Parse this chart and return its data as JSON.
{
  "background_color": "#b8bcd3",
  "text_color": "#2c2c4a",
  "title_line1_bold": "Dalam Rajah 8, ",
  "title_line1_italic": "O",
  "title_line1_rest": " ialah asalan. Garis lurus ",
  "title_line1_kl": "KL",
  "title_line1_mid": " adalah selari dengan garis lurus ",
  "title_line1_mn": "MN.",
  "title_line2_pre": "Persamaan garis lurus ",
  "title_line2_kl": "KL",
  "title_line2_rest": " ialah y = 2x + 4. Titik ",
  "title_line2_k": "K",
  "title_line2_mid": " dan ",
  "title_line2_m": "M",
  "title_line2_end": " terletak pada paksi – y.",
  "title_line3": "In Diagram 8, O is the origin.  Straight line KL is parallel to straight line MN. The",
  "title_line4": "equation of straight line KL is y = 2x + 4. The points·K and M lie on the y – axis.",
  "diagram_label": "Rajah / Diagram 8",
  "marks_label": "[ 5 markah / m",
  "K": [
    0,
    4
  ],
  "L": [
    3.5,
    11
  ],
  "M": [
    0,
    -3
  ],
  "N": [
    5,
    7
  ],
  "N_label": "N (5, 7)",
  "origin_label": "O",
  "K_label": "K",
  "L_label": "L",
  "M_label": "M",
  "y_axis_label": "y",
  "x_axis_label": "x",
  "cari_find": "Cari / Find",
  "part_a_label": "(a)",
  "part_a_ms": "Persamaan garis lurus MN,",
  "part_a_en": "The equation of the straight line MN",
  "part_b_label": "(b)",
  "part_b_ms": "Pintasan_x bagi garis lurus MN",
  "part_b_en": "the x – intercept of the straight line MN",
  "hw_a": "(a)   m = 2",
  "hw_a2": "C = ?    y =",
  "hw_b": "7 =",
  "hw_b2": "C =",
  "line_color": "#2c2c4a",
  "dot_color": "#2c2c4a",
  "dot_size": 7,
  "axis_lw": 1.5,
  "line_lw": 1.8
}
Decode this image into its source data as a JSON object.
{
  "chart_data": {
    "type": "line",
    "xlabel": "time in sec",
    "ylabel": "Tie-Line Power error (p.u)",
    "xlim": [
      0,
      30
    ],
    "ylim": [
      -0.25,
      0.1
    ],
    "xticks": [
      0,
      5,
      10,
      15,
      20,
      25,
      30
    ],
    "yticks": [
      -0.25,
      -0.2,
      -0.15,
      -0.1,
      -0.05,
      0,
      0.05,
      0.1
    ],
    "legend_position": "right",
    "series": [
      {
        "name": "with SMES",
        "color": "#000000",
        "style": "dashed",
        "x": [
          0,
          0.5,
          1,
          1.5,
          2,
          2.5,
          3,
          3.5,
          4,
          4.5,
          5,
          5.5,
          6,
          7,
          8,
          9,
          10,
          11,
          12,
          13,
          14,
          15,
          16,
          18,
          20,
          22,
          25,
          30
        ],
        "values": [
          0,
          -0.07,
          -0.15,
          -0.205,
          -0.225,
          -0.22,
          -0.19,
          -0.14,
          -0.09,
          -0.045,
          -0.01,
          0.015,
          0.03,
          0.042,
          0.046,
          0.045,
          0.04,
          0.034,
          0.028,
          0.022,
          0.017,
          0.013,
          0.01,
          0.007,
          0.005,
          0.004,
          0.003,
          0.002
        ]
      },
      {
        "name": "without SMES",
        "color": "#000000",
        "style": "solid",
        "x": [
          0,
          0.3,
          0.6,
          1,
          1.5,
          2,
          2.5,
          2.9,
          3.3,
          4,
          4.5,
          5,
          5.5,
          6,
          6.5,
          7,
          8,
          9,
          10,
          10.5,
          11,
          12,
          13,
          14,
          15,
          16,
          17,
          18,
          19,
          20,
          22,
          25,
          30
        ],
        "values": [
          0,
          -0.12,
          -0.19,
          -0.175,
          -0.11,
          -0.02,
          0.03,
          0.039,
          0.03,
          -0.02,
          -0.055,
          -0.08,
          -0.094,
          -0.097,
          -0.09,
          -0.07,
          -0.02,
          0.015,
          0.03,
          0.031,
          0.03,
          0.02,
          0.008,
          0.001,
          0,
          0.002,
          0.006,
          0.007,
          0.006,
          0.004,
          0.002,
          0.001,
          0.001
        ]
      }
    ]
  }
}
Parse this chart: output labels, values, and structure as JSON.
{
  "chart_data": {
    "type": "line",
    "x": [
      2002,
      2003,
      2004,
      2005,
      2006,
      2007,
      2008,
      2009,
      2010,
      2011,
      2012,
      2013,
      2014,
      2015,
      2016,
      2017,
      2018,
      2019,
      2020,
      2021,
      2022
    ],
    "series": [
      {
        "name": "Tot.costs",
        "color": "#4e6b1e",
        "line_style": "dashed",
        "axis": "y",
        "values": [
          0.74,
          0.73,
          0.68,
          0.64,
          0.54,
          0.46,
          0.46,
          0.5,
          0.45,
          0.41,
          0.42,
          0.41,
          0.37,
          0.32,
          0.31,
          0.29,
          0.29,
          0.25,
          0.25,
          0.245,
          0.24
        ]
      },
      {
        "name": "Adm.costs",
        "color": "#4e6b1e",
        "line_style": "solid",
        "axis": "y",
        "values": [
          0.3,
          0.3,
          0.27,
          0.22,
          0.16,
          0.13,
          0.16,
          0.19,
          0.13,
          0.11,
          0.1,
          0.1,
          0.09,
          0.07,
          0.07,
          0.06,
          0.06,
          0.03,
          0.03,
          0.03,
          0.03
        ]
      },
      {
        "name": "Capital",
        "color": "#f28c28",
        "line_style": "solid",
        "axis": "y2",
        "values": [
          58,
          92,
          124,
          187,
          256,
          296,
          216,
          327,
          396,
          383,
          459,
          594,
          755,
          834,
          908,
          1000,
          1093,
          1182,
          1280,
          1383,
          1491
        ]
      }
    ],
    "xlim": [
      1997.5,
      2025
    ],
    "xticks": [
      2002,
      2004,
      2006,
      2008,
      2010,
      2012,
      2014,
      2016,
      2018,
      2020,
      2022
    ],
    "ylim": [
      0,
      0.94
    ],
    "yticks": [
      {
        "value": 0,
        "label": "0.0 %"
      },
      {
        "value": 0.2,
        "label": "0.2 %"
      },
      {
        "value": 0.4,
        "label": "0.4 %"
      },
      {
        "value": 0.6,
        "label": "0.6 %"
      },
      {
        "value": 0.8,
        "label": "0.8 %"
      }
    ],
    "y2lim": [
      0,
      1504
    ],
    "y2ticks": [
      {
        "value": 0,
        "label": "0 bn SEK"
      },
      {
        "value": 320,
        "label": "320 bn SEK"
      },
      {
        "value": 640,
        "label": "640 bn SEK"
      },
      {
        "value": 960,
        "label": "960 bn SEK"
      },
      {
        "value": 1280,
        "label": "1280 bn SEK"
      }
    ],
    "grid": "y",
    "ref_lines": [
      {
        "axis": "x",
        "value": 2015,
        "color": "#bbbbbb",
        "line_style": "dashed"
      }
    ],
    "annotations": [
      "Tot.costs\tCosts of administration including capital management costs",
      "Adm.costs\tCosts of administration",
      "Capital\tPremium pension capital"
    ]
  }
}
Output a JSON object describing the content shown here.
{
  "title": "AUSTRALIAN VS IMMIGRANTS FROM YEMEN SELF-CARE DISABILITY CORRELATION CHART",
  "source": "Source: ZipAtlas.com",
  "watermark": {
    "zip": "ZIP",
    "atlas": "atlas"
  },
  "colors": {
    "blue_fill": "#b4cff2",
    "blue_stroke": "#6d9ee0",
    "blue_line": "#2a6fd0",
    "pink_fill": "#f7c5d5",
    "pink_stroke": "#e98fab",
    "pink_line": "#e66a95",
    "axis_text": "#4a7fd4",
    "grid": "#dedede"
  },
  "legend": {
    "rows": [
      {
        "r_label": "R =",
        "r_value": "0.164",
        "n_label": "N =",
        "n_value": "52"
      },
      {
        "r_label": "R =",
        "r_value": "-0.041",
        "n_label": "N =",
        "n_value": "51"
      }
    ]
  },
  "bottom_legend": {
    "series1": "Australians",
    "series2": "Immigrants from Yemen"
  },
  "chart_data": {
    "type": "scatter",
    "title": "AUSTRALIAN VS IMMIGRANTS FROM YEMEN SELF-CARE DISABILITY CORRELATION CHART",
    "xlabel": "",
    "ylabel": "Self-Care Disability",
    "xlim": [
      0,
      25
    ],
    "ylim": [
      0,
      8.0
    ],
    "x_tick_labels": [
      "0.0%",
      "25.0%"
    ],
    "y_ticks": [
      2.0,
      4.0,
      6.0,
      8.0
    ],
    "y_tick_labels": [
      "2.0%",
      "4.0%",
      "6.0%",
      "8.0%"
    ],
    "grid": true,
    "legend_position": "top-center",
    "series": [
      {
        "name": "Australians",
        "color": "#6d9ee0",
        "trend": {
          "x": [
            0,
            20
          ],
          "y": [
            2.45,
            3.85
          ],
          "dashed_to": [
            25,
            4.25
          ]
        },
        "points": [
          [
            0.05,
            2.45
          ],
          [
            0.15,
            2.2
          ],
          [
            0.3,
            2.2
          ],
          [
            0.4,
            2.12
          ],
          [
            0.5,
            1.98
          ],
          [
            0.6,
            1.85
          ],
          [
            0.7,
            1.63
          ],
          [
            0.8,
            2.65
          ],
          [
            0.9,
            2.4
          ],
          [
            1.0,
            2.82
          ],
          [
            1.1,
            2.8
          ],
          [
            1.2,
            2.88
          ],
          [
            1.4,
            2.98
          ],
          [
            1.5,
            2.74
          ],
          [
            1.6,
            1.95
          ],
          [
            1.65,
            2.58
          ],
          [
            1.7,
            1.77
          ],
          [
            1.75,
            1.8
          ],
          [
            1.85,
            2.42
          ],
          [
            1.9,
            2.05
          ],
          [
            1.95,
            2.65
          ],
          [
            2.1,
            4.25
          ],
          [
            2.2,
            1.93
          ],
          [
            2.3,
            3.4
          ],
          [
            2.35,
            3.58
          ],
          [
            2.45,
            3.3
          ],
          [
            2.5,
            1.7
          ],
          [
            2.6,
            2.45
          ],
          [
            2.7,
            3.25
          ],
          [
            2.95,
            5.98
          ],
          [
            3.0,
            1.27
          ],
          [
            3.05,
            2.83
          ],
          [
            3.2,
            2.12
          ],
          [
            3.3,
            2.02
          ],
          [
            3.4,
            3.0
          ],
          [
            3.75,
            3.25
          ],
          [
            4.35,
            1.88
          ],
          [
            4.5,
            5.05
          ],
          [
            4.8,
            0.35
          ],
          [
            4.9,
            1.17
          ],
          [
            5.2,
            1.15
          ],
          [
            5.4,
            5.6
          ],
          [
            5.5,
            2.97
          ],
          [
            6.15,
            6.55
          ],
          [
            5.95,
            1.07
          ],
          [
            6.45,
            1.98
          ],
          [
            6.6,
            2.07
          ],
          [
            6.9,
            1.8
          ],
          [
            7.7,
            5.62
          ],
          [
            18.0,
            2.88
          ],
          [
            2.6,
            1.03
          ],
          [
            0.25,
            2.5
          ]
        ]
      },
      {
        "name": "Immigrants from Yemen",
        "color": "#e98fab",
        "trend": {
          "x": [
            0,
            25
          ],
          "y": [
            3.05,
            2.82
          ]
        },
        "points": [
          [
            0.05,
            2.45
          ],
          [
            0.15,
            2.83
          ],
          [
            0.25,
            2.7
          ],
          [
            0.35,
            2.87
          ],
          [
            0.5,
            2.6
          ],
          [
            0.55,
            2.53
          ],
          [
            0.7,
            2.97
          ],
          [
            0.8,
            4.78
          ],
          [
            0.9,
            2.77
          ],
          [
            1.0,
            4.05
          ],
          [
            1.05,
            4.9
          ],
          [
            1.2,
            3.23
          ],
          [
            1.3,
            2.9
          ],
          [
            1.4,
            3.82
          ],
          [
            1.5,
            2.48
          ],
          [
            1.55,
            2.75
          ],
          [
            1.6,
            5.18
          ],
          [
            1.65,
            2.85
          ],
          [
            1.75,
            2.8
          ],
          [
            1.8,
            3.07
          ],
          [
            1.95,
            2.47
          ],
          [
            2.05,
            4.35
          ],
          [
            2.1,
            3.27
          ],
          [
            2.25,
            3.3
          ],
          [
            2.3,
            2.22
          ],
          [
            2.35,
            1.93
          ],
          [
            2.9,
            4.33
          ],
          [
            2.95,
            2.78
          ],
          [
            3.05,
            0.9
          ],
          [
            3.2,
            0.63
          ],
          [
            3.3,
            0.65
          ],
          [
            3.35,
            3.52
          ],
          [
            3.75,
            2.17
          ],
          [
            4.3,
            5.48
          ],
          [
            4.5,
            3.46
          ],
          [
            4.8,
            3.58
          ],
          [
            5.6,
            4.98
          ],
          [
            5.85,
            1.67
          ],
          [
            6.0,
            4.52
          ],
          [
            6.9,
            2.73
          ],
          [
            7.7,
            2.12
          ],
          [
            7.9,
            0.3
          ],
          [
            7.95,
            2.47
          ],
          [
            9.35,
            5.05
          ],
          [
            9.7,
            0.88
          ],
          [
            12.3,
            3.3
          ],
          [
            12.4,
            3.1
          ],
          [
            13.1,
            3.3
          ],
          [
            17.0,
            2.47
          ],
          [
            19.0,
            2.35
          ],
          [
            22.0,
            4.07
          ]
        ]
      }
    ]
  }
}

____________

**TASK BRIEF:** Read the data above and pull out each line that holds the string "equation".

**WORKED SOLUTION:**
  "title_line4": "equation of straight line KL is y = 2x + 4. The points·K and M lie on the y – axis.",
  "part_a_en": "The equation of the straight line MN",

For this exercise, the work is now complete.